Saved entries
:::

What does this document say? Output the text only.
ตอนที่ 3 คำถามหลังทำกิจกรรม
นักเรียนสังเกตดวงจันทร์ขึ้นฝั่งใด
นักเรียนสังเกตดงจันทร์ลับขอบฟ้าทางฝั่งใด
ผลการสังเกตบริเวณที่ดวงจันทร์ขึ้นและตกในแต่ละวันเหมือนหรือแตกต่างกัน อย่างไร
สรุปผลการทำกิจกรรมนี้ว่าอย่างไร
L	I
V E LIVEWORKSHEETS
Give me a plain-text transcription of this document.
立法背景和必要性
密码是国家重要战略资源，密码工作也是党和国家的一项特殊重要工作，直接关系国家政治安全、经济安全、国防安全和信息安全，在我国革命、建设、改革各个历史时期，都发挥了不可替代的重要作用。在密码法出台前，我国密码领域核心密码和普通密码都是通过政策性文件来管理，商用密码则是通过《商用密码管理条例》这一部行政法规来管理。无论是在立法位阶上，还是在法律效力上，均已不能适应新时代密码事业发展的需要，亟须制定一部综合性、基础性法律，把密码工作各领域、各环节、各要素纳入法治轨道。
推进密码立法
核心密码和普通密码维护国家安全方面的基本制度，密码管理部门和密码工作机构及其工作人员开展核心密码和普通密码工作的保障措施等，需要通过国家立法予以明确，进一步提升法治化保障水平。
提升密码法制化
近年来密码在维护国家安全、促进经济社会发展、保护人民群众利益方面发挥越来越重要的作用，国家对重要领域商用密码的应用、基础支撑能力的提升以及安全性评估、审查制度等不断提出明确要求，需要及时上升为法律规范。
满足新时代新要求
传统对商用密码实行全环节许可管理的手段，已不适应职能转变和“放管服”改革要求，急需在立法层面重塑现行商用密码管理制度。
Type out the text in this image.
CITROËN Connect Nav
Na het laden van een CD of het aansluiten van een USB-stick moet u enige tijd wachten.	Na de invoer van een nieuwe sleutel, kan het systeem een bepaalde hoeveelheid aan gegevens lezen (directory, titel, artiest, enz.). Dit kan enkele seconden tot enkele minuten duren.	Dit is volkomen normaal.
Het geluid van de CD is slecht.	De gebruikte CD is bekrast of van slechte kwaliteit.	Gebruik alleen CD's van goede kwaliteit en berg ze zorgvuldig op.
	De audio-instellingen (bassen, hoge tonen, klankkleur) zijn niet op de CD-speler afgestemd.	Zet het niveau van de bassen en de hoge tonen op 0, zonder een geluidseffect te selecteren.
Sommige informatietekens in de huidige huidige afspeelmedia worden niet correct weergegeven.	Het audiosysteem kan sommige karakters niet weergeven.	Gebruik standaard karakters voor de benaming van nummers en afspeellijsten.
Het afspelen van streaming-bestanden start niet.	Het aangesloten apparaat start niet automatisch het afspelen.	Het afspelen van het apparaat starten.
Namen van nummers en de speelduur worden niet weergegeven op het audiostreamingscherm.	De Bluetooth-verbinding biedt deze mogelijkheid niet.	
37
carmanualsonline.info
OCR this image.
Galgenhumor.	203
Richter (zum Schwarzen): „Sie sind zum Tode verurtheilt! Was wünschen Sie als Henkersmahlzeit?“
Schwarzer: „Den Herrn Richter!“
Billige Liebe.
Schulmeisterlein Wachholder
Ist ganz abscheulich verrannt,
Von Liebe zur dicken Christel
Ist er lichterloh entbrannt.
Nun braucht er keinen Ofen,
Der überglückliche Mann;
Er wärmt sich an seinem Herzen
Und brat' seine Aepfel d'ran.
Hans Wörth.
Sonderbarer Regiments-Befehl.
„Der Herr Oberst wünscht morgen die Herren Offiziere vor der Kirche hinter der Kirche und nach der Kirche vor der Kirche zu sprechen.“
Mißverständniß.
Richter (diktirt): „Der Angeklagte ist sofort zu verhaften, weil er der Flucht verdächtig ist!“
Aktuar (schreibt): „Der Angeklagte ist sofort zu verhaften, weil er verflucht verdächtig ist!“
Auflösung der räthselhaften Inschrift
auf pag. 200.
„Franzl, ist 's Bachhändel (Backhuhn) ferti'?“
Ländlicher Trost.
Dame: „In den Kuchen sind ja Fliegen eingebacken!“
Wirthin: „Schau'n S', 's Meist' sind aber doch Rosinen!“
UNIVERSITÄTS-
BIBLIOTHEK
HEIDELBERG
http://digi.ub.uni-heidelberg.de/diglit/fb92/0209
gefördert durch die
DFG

:::

• Directions for this task: Write the data back out verbatim.

• Worked solution:
What does this document say? Output the text only.
ตอนที่ 3 คำถามหลังทำกิจกรรม
นักเรียนสังเกตดวงจันทร์ขึ้นฝั่งใด
นักเรียนสังเกตดงจันทร์ลับขอบฟ้าทางฝั่งใด
ผลการสังเกตบริเวณที่ดวงจันทร์ขึ้นและตกในแต่ละวันเหมือนหรือแตกต่างกัน อย่างไร
สรุปผลการทำกิจกรรมนี้ว่าอย่างไร
L	I
V E LIVEWORKSHEETS
Give me a plain-text transcription of this document.
立法背景和必要性
密码是国家重要战略资源，密码工作也是党和国家的一项特殊重要工作，直接关系国家政治安全、经济安全、国防安全和信息安全，在我国革命、建设、改革各个历史时期，都发挥了不可替代的重要作用。在密码法出台前，我国密码领域核心密码和普通密码都是通过政策性文件来管理，商用密码则是通过《商用密码管理条例》这一部行政法规来管理。无论是在立法位阶上，还是在法律效力上，均已不能适应新时代密码事业发展的需要，亟须制定一部综合性、基础性法律，把密码工作各领域、各环节、各要素纳入法治轨道。
推进密码立法
核心密码和普通密码维护国家安全方面的基本制度，密码管理部门和密码工作机构及其工作人员开展核心密码和普通密码工作的保障措施等，需要通过国家立法予以明确，进一步提升法治化保障水平。
提升密码法制化
近年来密码在维护国家安全、促进经济社会发展、保护人民群众利益方面发挥越来越重要的作用，国家对重要领域商用密码的应用、基础支撑能力的提升以及安全性评估、审查制度等不断提出明确要求，需要及时上升为法律规范。
满足新时代新要求
传统对商用密码实行全环节许可管理的手段，已不适应职能转变和“放管服”改革要求，急需在立法层面重塑现行商用密码管理制度。
Type out the text in this image.
CITROËN Connect Nav
Na het laden van een CD of het aansluiten van een USB-stick moet u enige tijd wachten.	Na de invoer van een nieuwe sleutel, kan het systeem een bepaalde hoeveelheid aan gegevens lezen (directory, titel, artiest, enz.). Dit kan enkele seconden tot enkele minuten duren.	Dit is volkomen normaal.
Het geluid van de CD is slecht.	De gebruikte CD is bekrast of van slechte kwaliteit.	Gebruik alleen CD's van goede kwaliteit en berg ze zorgvuldig op.
	De audio-instellingen (bassen, hoge tonen, klankkleur) zijn niet op de CD-speler afgestemd.	Zet het niveau van de bassen en de hoge tonen op 0, zonder een geluidseffect te selecteren.
Sommige informatietekens in de huidige huidige afspeelmedia worden niet correct weergegeven.	Het audiosysteem kan sommige karakters niet weergeven.	Gebruik standaard karakters voor de benaming van nummers en afspeellijsten.
Het afspelen van streaming-bestanden start niet.	Het aangesloten apparaat start niet automatisch het afspelen.	Het afspelen van het apparaat starten.
Namen van nummers en de speelduur worden niet weergegeven op het audiostreamingscherm.	De Bluetooth-verbinding biedt deze mogelijkheid niet.	
37
carmanualsonline.info
OCR this image.
Galgenhumor.	203
Richter (zum Schwarzen): „Sie sind zum Tode verurtheilt! Was wünschen Sie als Henkersmahlzeit?“
Schwarzer: „Den Herrn Richter!“
Billige Liebe.
Schulmeisterlein Wachholder
Ist ganz abscheulich verrannt,
Von Liebe zur dicken Christel
Ist er lichterloh entbrannt.
Nun braucht er keinen Ofen,
Der überglückliche Mann;
Er wärmt sich an seinem Herzen
Und brat' seine Aepfel d'ran.
Hans Wörth.
Sonderbarer Regiments-Befehl.
„Der Herr Oberst wünscht morgen die Herren Offiziere vor der Kirche hinter der Kirche und nach der Kirche vor der Kirche zu sprechen.“
Mißverständniß.
Richter (diktirt): „Der Angeklagte ist sofort zu verhaften, weil er der Flucht verdächtig ist!“
Aktuar (schreibt): „Der Angeklagte ist sofort zu verhaften, weil er verflucht verdächtig ist!“
Auflösung der räthselhaften Inschrift
auf pag. 200.
„Franzl, ist 's Bachhändel (Backhuhn) ferti'?“
Ländlicher Trost.
Dame: „In den Kuchen sind ja Fliegen eingebacken!“
Wirthin: „Schau'n S', 's Meist' sind aber doch Rosinen!“
UNIVERSITÄTS-
BIBLIOTHEK
HEIDELBERG
http://digi.ub.uni-heidelberg.de/diglit/fb92/0209
gefördert durch die
DFG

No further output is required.